• _What the task asks_:
Using the data below, gather each line that includes the word "Layouts".

Dataset items:
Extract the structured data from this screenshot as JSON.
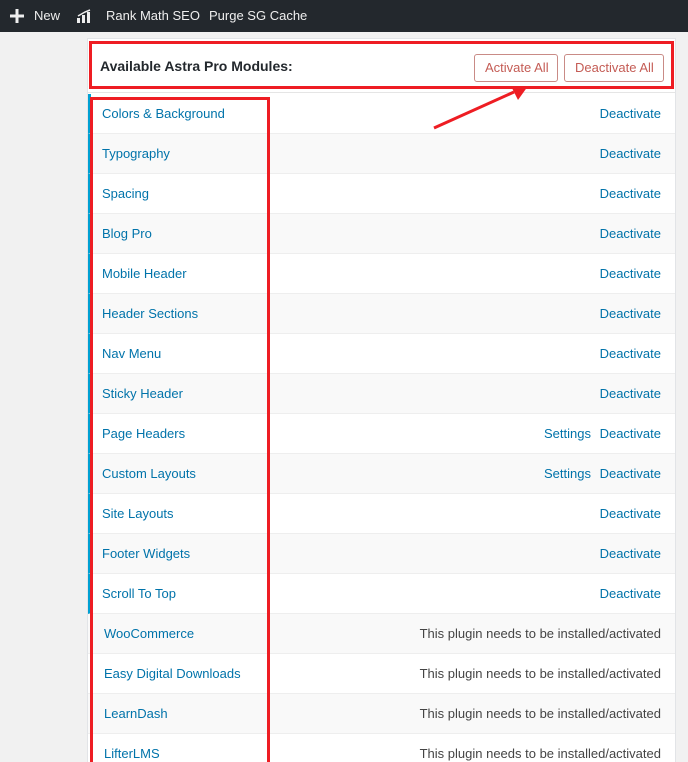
{
  "adminbar": {
    "new_label": "New",
    "rankmath_label": "Rank Math SEO",
    "purge_label": "Purge SG Cache"
  },
  "panel": {
    "title": "Available Astra Pro Modules:",
    "activate_all": "Activate All",
    "deactivate_all": "Deactivate All"
  },
  "modules": [
    {
      "name": "Colors & Background",
      "action": "Deactivate",
      "settings": ""
    },
    {
      "name": "Typography",
      "action": "Deactivate",
      "settings": ""
    },
    {
      "name": "Spacing",
      "action": "Deactivate",
      "settings": ""
    },
    {
      "name": "Blog Pro",
      "action": "Deactivate",
      "settings": ""
    },
    {
      "name": "Mobile Header",
      "action": "Deactivate",
      "settings": ""
    },
    {
      "name": "Header Sections",
      "action": "Deactivate",
      "settings": ""
    },
    {
      "name": "Nav Menu",
      "action": "Deactivate",
      "settings": ""
    },
    {
      "name": "Sticky Header",
      "action": "Deactivate",
      "settings": ""
    },
    {
      "name": "Page Headers",
      "action": "Deactivate",
      "settings": "Settings"
    },
    {
      "name": "Custom Layouts",
      "action": "Deactivate",
      "settings": "Settings"
    },
    {
      "name": "Site Layouts",
      "action": "Deactivate",
      "settings": ""
    },
    {
      "name": "Footer Widgets",
      "action": "Deactivate",
      "settings": ""
    },
    {
      "name": "Scroll To Top",
      "action": "Deactivate",
      "settings": ""
    }
  ],
  "plugin_modules": [
    {
      "name": "WooCommerce",
      "note": "This plugin needs to be installed/activated"
    },
    {
      "name": "Easy Digital Downloads",
      "note": "This plugin needs to be installed/activated"
    },
    {
      "name": "LearnDash",
      "note": "This plugin needs to be installed/activated"
    },
    {
      "name": "LifterLMS",
      "note": "This plugin needs to be installed/activated"
    }
  ],
  "colors": {
    "adminbar": "#23282d",
    "link": "#0073aa",
    "button_text": "#c45c55",
    "highlight": "#ee1d23",
    "active_border": "#00a0d2"
  },
  "icons": [
    "plus-icon",
    "rank-math-icon"
  ]
}
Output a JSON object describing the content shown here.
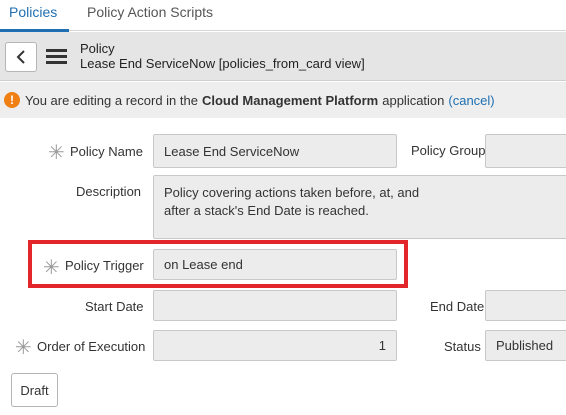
{
  "tabs": [
    {
      "label": "Policies",
      "active": true
    },
    {
      "label": "Policy Action Scripts",
      "active": false
    }
  ],
  "header": {
    "title": "Policy",
    "subtitle": "Lease End ServiceNow [policies_from_card view]"
  },
  "notice": {
    "prefix": "You are editing a record in the",
    "app_name": "Cloud Management Platform",
    "suffix": "application",
    "cancel_label": "(cancel)"
  },
  "form": {
    "policy_name_label": "Policy Name",
    "policy_name_value": "Lease End ServiceNow",
    "policy_group_label": "Policy Group",
    "policy_group_value": "",
    "description_label": "Description",
    "description_value": "Policy covering actions taken before, at, and\nafter a stack's End Date is reached.",
    "policy_trigger_label": "Policy Trigger",
    "policy_trigger_value": "on Lease end",
    "start_date_label": "Start Date",
    "start_date_value": "",
    "end_date_label": "End Date",
    "end_date_value": "",
    "order_label": "Order of Execution",
    "order_value": "1",
    "status_label": "Status",
    "status_value": "Published",
    "required_mark": "✳"
  },
  "buttons": {
    "draft_label": "Draft"
  },
  "colors": {
    "accent": "#1f6fb2",
    "highlight": "#e2262a",
    "warning": "#f07f14"
  }
}
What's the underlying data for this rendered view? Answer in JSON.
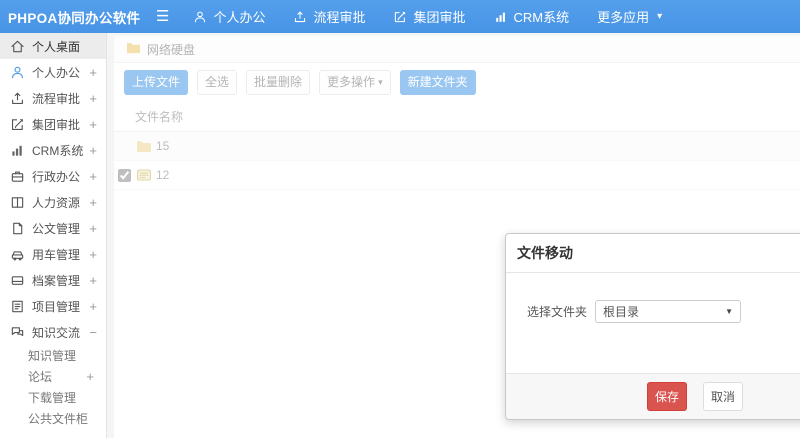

• _Answer to this problem_:
      "name": "Custom Layouts",
      "name": "Site Layouts",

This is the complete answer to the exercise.